What is asked: Give the listing again in full, exactly as written.

Data entries:
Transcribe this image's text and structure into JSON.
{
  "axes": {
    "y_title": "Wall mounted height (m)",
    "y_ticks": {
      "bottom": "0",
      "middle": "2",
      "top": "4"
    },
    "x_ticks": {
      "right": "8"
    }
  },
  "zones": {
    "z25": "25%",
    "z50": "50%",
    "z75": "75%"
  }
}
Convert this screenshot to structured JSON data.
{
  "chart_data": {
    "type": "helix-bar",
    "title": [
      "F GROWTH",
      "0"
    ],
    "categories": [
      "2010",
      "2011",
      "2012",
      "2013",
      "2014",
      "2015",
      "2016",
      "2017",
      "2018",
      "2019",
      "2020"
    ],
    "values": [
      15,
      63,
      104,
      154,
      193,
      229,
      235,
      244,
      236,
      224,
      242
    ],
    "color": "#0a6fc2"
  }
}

Answer in full:
Transcribe this image's text and structure into JSON.
{
  "axes": {
    "y_title": "Wall mounted height (m)",
    "y_ticks": {
      "bottom": "0",
      "middle": "2",
      "top": "4"
    },
    "x_ticks": {
      "right": "8"
    }
  },
  "zones": {
    "z25": "25%",
    "z50": "50%",
    "z75": "75%"
  }
}
Convert this screenshot to structured JSON data.
{
  "chart_data": {
    "type": "helix-bar",
    "title": [
      "F GROWTH",
      "0"
    ],
    "categories": [
      "2010",
      "2011",
      "2012",
      "2013",
      "2014",
      "2015",
      "2016",
      "2017",
      "2018",
      "2019",
      "2020"
    ],
    "values": [
      15,
      63,
      104,
      154,
      193,
      229,
      235,
      244,
      236,
      224,
      242
    ],
    "color": "#0a6fc2"
  }
}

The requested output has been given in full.